Problem statement >> Copy each of the following lines verbatim, without any alteration.

The data >>
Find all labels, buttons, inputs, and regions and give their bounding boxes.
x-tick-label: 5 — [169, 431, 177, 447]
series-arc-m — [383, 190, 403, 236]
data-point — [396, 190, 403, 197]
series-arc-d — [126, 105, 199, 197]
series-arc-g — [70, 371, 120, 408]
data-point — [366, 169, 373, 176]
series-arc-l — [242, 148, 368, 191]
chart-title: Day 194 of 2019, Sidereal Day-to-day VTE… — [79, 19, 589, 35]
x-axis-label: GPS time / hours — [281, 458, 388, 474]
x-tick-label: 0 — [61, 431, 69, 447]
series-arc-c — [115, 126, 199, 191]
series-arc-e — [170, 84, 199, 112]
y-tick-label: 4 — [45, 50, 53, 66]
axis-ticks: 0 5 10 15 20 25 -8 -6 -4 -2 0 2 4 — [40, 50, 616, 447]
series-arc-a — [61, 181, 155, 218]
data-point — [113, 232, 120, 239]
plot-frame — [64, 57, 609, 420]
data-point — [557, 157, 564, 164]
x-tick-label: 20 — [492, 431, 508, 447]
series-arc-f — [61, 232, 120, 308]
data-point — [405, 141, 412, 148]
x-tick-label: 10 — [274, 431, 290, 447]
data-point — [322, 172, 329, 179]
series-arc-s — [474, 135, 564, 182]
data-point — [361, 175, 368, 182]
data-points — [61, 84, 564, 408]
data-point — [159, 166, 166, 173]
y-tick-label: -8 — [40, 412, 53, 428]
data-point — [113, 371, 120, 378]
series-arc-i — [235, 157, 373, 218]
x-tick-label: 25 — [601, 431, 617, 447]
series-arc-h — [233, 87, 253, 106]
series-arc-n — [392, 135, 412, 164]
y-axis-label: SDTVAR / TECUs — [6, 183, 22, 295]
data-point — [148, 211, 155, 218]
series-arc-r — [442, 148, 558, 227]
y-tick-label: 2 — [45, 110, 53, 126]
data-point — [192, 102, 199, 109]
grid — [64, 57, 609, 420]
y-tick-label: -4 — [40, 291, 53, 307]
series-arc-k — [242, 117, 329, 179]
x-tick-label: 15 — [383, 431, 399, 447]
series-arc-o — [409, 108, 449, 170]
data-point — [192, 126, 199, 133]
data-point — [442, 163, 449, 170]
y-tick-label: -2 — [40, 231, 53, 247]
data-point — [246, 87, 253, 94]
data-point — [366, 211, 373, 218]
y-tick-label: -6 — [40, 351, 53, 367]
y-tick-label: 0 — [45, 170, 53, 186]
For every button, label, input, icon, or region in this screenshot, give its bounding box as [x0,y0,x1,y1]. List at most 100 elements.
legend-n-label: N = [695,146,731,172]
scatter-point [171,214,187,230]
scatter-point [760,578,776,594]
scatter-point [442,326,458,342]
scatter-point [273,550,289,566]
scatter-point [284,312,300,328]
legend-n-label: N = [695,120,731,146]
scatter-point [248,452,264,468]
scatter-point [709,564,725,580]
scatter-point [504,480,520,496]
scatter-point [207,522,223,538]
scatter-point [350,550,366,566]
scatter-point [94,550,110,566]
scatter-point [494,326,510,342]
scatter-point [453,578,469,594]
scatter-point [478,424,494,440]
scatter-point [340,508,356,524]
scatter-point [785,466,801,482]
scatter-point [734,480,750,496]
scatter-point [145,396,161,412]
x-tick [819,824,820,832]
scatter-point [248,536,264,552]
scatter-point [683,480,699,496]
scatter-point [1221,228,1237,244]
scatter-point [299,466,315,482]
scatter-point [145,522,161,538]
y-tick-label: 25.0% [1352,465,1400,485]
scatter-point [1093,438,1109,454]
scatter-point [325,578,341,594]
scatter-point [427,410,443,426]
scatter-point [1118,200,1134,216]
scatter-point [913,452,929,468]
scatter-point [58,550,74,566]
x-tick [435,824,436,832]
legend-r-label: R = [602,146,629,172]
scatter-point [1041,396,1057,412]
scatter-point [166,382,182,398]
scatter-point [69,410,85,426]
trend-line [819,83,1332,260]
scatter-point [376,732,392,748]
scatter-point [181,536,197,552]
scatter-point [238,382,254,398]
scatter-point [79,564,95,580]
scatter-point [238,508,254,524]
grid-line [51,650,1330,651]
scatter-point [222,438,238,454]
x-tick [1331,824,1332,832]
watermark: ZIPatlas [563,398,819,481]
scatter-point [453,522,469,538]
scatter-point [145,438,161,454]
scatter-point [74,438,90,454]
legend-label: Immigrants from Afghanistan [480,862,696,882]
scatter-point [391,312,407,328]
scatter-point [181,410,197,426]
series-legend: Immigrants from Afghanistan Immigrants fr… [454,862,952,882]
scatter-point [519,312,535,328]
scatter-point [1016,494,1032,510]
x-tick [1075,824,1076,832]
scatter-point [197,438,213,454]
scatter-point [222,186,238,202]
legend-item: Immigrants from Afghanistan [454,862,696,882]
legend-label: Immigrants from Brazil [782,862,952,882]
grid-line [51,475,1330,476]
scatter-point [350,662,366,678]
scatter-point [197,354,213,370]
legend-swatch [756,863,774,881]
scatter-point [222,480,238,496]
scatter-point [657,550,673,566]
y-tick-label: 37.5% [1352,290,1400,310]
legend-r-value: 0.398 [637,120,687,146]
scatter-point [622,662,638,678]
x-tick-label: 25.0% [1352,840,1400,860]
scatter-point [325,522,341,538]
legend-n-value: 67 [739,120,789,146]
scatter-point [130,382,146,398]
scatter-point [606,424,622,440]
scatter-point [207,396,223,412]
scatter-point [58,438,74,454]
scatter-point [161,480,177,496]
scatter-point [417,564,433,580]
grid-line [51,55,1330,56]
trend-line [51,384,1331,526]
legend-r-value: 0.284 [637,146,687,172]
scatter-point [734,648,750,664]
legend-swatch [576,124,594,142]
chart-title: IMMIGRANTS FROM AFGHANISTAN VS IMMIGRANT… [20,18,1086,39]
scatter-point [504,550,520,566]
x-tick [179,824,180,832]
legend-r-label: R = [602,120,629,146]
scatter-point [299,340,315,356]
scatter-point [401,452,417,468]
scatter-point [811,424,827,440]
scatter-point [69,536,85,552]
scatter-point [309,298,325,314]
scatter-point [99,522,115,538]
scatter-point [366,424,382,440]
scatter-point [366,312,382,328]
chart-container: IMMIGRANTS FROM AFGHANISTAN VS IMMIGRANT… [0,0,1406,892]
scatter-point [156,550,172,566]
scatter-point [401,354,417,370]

Finished exercise >>
Find all labels, buttons, inputs, and regions and give their bounding boxes.
x-tick-label: 5 — [169, 431, 177, 447]
series-arc-m — [383, 190, 403, 236]
data-point — [396, 190, 403, 197]
series-arc-d — [126, 105, 199, 197]
series-arc-g — [70, 371, 120, 408]
data-point — [366, 169, 373, 176]
series-arc-l — [242, 148, 368, 191]
chart-title: Day 194 of 2019, Sidereal Day-to-day VTE… — [79, 19, 589, 35]
x-axis-label: GPS time / hours — [281, 458, 388, 474]
x-tick-label: 0 — [61, 431, 69, 447]
series-arc-c — [115, 126, 199, 191]
series-arc-e — [170, 84, 199, 112]
y-tick-label: 4 — [45, 50, 53, 66]
axis-ticks: 0 5 10 15 20 25 -8 -6 -4 -2 0 2 4 — [40, 50, 616, 447]
series-arc-a — [61, 181, 155, 218]
data-point — [113, 232, 120, 239]
plot-frame — [64, 57, 609, 420]
data-point — [557, 157, 564, 164]
x-tick-label: 20 — [492, 431, 508, 447]
series-arc-f — [61, 232, 120, 308]
data-point — [405, 141, 412, 148]
x-tick-label: 10 — [274, 431, 290, 447]
data-point — [322, 172, 329, 179]
series-arc-s — [474, 135, 564, 182]
data-point — [361, 175, 368, 182]
data-points — [61, 84, 564, 408]
data-point — [159, 166, 166, 173]
y-tick-label: -8 — [40, 412, 53, 428]
data-point — [113, 371, 120, 378]
series-arc-i — [235, 157, 373, 218]
x-tick-label: 25 — [601, 431, 617, 447]
series-arc-h — [233, 87, 253, 106]
series-arc-n — [392, 135, 412, 164]
y-axis-label: SDTVAR / TECUs — [6, 183, 22, 295]
data-point — [148, 211, 155, 218]
series-arc-r — [442, 148, 558, 227]
y-tick-label: 2 — [45, 110, 53, 126]
data-point — [192, 102, 199, 109]
grid — [64, 57, 609, 420]
y-tick-label: -4 — [40, 291, 53, 307]
series-arc-k — [242, 117, 329, 179]
x-tick-label: 15 — [383, 431, 399, 447]
series-arc-o — [409, 108, 449, 170]
data-point — [192, 126, 199, 133]
data-point — [442, 163, 449, 170]
y-tick-label: -2 — [40, 231, 53, 247]
data-point — [246, 87, 253, 94]
data-point — [366, 211, 373, 218]
y-tick-label: -6 — [40, 351, 53, 367]
y-tick-label: 0 — [45, 170, 53, 186]
For every button, label, input, icon, or region in this screenshot, give its bounding box as [x0,y0,x1,y1]. List at most 100 elements.
legend-n-label: N = [695,146,731,172]
scatter-point [171,214,187,230]
scatter-point [760,578,776,594]
scatter-point [442,326,458,342]
scatter-point [273,550,289,566]
scatter-point [284,312,300,328]
legend-n-label: N = [695,120,731,146]
scatter-point [248,452,264,468]
scatter-point [709,564,725,580]
scatter-point [504,480,520,496]
scatter-point [207,522,223,538]
scatter-point [350,550,366,566]
scatter-point [94,550,110,566]
scatter-point [494,326,510,342]
scatter-point [453,578,469,594]
scatter-point [478,424,494,440]
scatter-point [340,508,356,524]
scatter-point [785,466,801,482]
scatter-point [734,480,750,496]
scatter-point [145,396,161,412]
x-tick [819,824,820,832]
scatter-point [248,536,264,552]
scatter-point [683,480,699,496]
scatter-point [1221,228,1237,244]
scatter-point [299,466,315,482]
scatter-point [145,522,161,538]
y-tick-label: 25.0% [1352,465,1400,485]
scatter-point [1093,438,1109,454]
scatter-point [325,578,341,594]
scatter-point [427,410,443,426]
scatter-point [1118,200,1134,216]
scatter-point [913,452,929,468]
scatter-point [58,550,74,566]
x-tick [435,824,436,832]
legend-r-label: R = [602,146,629,172]
scatter-point [1041,396,1057,412]
scatter-point [166,382,182,398]
scatter-point [69,410,85,426]
trend-line [819,83,1332,260]
scatter-point [376,732,392,748]
scatter-point [181,536,197,552]
scatter-point [238,382,254,398]
scatter-point [79,564,95,580]
scatter-point [238,508,254,524]
grid-line [51,650,1330,651]
scatter-point [222,438,238,454]
x-tick [1331,824,1332,832]
watermark: ZIPatlas [563,398,819,481]
scatter-point [453,522,469,538]
scatter-point [145,438,161,454]
scatter-point [74,438,90,454]
legend-label: Immigrants from Afghanistan [480,862,696,882]
scatter-point [391,312,407,328]
scatter-point [181,410,197,426]
series-legend: Immigrants from Afghanistan Immigrants fr… [454,862,952,882]
scatter-point [519,312,535,328]
scatter-point [1016,494,1032,510]
x-tick [1075,824,1076,832]
scatter-point [197,438,213,454]
scatter-point [222,186,238,202]
legend-item: Immigrants from Afghanistan [454,862,696,882]
legend-label: Immigrants from Brazil [782,862,952,882]
grid-line [51,475,1330,476]
scatter-point [350,662,366,678]
scatter-point [197,354,213,370]
legend-swatch [756,863,774,881]
scatter-point [222,480,238,496]
scatter-point [657,550,673,566]
y-tick-label: 37.5% [1352,290,1400,310]
legend-r-value: 0.398 [637,120,687,146]
scatter-point [622,662,638,678]
x-tick-label: 25.0% [1352,840,1400,860]
scatter-point [325,522,341,538]
legend-n-value: 67 [739,120,789,146]
scatter-point [130,382,146,398]
scatter-point [606,424,622,440]
scatter-point [207,396,223,412]
scatter-point [58,438,74,454]
scatter-point [161,480,177,496]
scatter-point [417,564,433,580]
grid-line [51,55,1330,56]
trend-line [51,384,1331,526]
legend-r-value: 0.284 [637,146,687,172]
scatter-point [734,648,750,664]
legend-swatch [576,124,594,142]
chart-title: IMMIGRANTS FROM AFGHANISTAN VS IMMIGRANT… [20,18,1086,39]
scatter-point [504,550,520,566]
x-tick [179,824,180,832]
legend-r-label: R = [602,120,629,146]
scatter-point [299,340,315,356]
scatter-point [401,452,417,468]
scatter-point [811,424,827,440]
scatter-point [69,536,85,552]
scatter-point [309,298,325,314]
scatter-point [99,522,115,538]
scatter-point [366,424,382,440]
scatter-point [366,312,382,328]
chart-container: IMMIGRANTS FROM AFGHANISTAN VS IMMIGRANT… [0,0,1406,892]
scatter-point [156,550,172,566]
scatter-point [401,354,417,370]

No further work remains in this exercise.